* **Records provided**
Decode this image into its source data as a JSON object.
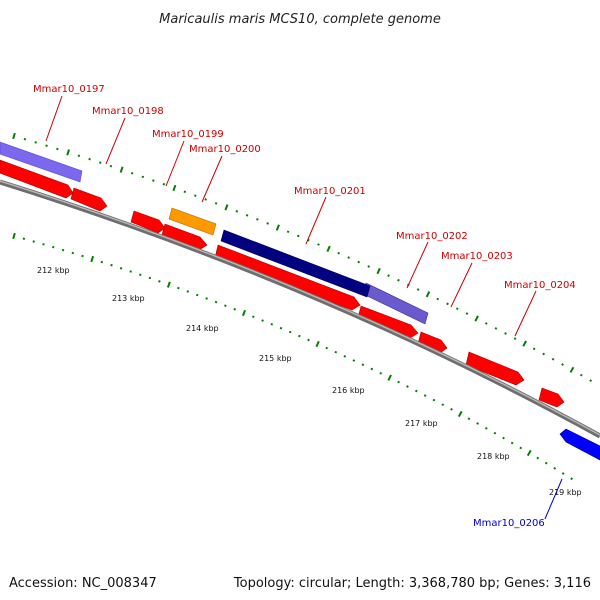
{
  "title": "Maricaulis maris MCS10, complete genome",
  "footer": {
    "accession": "Accession: NC_008347",
    "topology": "Topology: circular; Length: 3,368,780 bp; Genes: 3,116"
  },
  "colors": {
    "forward_cds": "#ff0000",
    "reverse_cds": "#0000ff",
    "orange_feature": "#ff9900",
    "navy_feature": "#000080",
    "lavender_feature": "#7b68ee",
    "backbone": "#808080",
    "ticks": "#008000",
    "label_red": "#cc0000",
    "label_blue": "#0000cc"
  },
  "tick_labels": [
    "212 kbp",
    "213 kbp",
    "214 kbp",
    "215 kbp",
    "216 kbp",
    "217 kbp",
    "218 kbp",
    "219 kbp"
  ],
  "gene_labels": [
    {
      "name": "Mmar10_0197",
      "strand": "forward"
    },
    {
      "name": "Mmar10_0198",
      "strand": "forward"
    },
    {
      "name": "Mmar10_0199",
      "strand": "forward"
    },
    {
      "name": "Mmar10_0200",
      "strand": "forward"
    },
    {
      "name": "Mmar10_0201",
      "strand": "forward"
    },
    {
      "name": "Mmar10_0202",
      "strand": "forward"
    },
    {
      "name": "Mmar10_0203",
      "strand": "forward"
    },
    {
      "name": "Mmar10_0204",
      "strand": "forward"
    },
    {
      "name": "Mmar10_0206",
      "strand": "reverse"
    }
  ]
}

* **What the task asks**
What this calls for is a word-for-word copy of the listing above, pictures excluded.

* **Output for this task**
Decode this image into its source data as a JSON object.
{
  "title": "Maricaulis maris MCS10, complete genome",
  "footer": {
    "accession": "Accession: NC_008347",
    "topology": "Topology: circular; Length: 3,368,780 bp; Genes: 3,116"
  },
  "colors": {
    "forward_cds": "#ff0000",
    "reverse_cds": "#0000ff",
    "orange_feature": "#ff9900",
    "navy_feature": "#000080",
    "lavender_feature": "#7b68ee",
    "backbone": "#808080",
    "ticks": "#008000",
    "label_red": "#cc0000",
    "label_blue": "#0000cc"
  },
  "tick_labels": [
    "212 kbp",
    "213 kbp",
    "214 kbp",
    "215 kbp",
    "216 kbp",
    "217 kbp",
    "218 kbp",
    "219 kbp"
  ],
  "gene_labels": [
    {
      "name": "Mmar10_0197",
      "strand": "forward"
    },
    {
      "name": "Mmar10_0198",
      "strand": "forward"
    },
    {
      "name": "Mmar10_0199",
      "strand": "forward"
    },
    {
      "name": "Mmar10_0200",
      "strand": "forward"
    },
    {
      "name": "Mmar10_0201",
      "strand": "forward"
    },
    {
      "name": "Mmar10_0202",
      "strand": "forward"
    },
    {
      "name": "Mmar10_0203",
      "strand": "forward"
    },
    {
      "name": "Mmar10_0204",
      "strand": "forward"
    },
    {
      "name": "Mmar10_0206",
      "strand": "reverse"
    }
  ]
}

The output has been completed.